THE EXERCISE> Here are some records; quote them exactly, leaving out the pictures.

---------- DATA EXTRACT

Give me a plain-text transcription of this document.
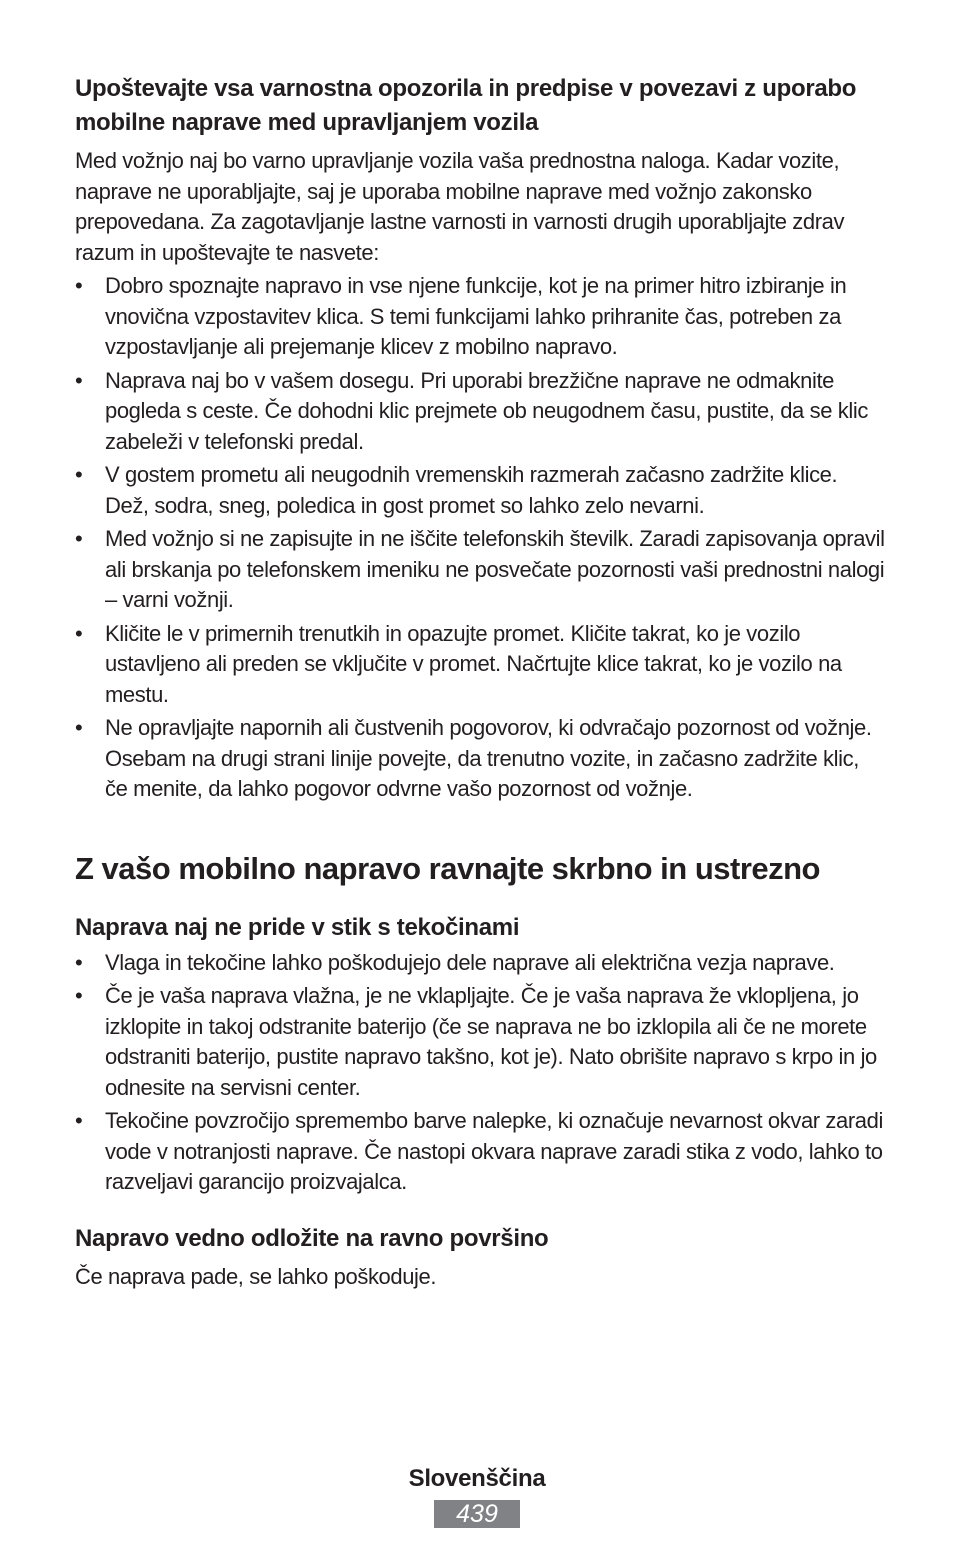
Upoštevajte vsa varnostna opozorila in predpise v povezavi z uporabo mobilne naprave med upravljanjem vozila

Med vožnjo naj bo varno upravljanje vozila vaša prednostna naloga. Kadar vozite, naprave ne uporabljajte, saj je uporaba mobilne naprave med vožnjo zakonsko prepovedana. Za zagotavljanje lastne varnosti in varnosti drugih uporabljajte zdrav razum in upoštevajte te nasvete:

• Dobro spoznajte napravo in vse njene funkcije, kot je na primer hitro izbiranje in vnovična vzpostavitev klica. S temi funkcijami lahko prihranite čas, potreben za vzpostavljanje ali prejemanje klicev z mobilno napravo.
• Naprava naj bo v vašem dosegu. Pri uporabi brezžične naprave ne odmaknite pogleda s ceste. Če dohodni klic prejmete ob neugodnem času, pustite, da se klic zabeleži v telefonski predal.
• V gostem prometu ali neugodnih vremenskih razmerah začasno zadržite klice. Dež, sodra, sneg, poledica in gost promet so lahko zelo nevarni.
• Med vožnjo si ne zapisujte in ne iščite telefonskih številk. Zaradi zapisovanja opravil ali brskanja po telefonskem imeniku ne posvečate pozornosti vaši prednostni nalogi – varni vožnji.
• Kličite le v primernih trenutkih in opazujte promet. Kličite takrat, ko je vozilo ustavljeno ali preden se vključite v promet. Načrtujte klice takrat, ko je vozilo na mestu.
• Ne opravljajte napornih ali čustvenih pogovorov, ki odvračajo pozornost od vožnje. Osebam na drugi strani linije povejte, da trenutno vozite, in začasno zadržite klic, če menite, da lahko pogovor odvrne vašo pozornost od vožnje.
Z vašo mobilno napravo ravnajte skrbno in ustrezno
Naprava naj ne pride v stik s tekočinami
• Vlaga in tekočine lahko poškodujejo dele naprave ali električna vezja naprave.
• Če je vaša naprava vlažna, je ne vklapljajte. Če je vaša naprava že vklopljena, jo izklopite in takoj odstranite baterijo (če se naprava ne bo izklopila ali če ne morete odstraniti baterijo, pustite napravo takšno, kot je). Nato obrišite napravo s krpo in jo odnesite na servisni center.
• Tekočine povzročijo spremembo barve nalepke, ki označuje nevarnost okvar zaradi vode v notranjosti naprave. Če nastopi okvara naprave zaradi stika z vodo, lahko to razveljavi garancijo proizvajalca.
Napravo vedno odložite na ravno površino

Če naprava pade, se lahko poškoduje.

Slovenščina
439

--------------------

SOLUTION FOR THIS PROBLEM>
Give me a plain-text transcription of this document.
Upoštevajte vsa varnostna opozorila in predpise v povezavi z uporabo mobilne naprave med upravljanjem vozila

Med vožnjo naj bo varno upravljanje vozila vaša prednostna naloga. Kadar vozite, naprave ne uporabljajte, saj je uporaba mobilne naprave med vožnjo zakonsko prepovedana. Za zagotavljanje lastne varnosti in varnosti drugih uporabljajte zdrav razum in upoštevajte te nasvete:

• Dobro spoznajte napravo in vse njene funkcije, kot je na primer hitro izbiranje in vnovična vzpostavitev klica. S temi funkcijami lahko prihranite čas, potreben za vzpostavljanje ali prejemanje klicev z mobilno napravo.
• Naprava naj bo v vašem dosegu. Pri uporabi brezžične naprave ne odmaknite pogleda s ceste. Če dohodni klic prejmete ob neugodnem času, pustite, da se klic zabeleži v telefonski predal.
• V gostem prometu ali neugodnih vremenskih razmerah začasno zadržite klice. Dež, sodra, sneg, poledica in gost promet so lahko zelo nevarni.
• Med vožnjo si ne zapisujte in ne iščite telefonskih številk. Zaradi zapisovanja opravil ali brskanja po telefonskem imeniku ne posvečate pozornosti vaši prednostni nalogi – varni vožnji.
• Kličite le v primernih trenutkih in opazujte promet. Kličite takrat, ko je vozilo ustavljeno ali preden se vključite v promet. Načrtujte klice takrat, ko je vozilo na mestu.
• Ne opravljajte napornih ali čustvenih pogovorov, ki odvračajo pozornost od vožnje. Osebam na drugi strani linije povejte, da trenutno vozite, in začasno zadržite klic, če menite, da lahko pogovor odvrne vašo pozornost od vožnje.
Z vašo mobilno napravo ravnajte skrbno in ustrezno
Naprava naj ne pride v stik s tekočinami
• Vlaga in tekočine lahko poškodujejo dele naprave ali električna vezja naprave.
• Če je vaša naprava vlažna, je ne vklapljajte. Če je vaša naprava že vklopljena, jo izklopite in takoj odstranite baterijo (če se naprava ne bo izklopila ali če ne morete odstraniti baterijo, pustite napravo takšno, kot je). Nato obrišite napravo s krpo in jo odnesite na servisni center.
• Tekočine povzročijo spremembo barve nalepke, ki označuje nevarnost okvar zaradi vode v notranjosti naprave. Če nastopi okvara naprave zaradi stika z vodo, lahko to razveljavi garancijo proizvajalca.
Napravo vedno odložite na ravno površino

Če naprava pade, se lahko poškoduje.

Slovenščina
439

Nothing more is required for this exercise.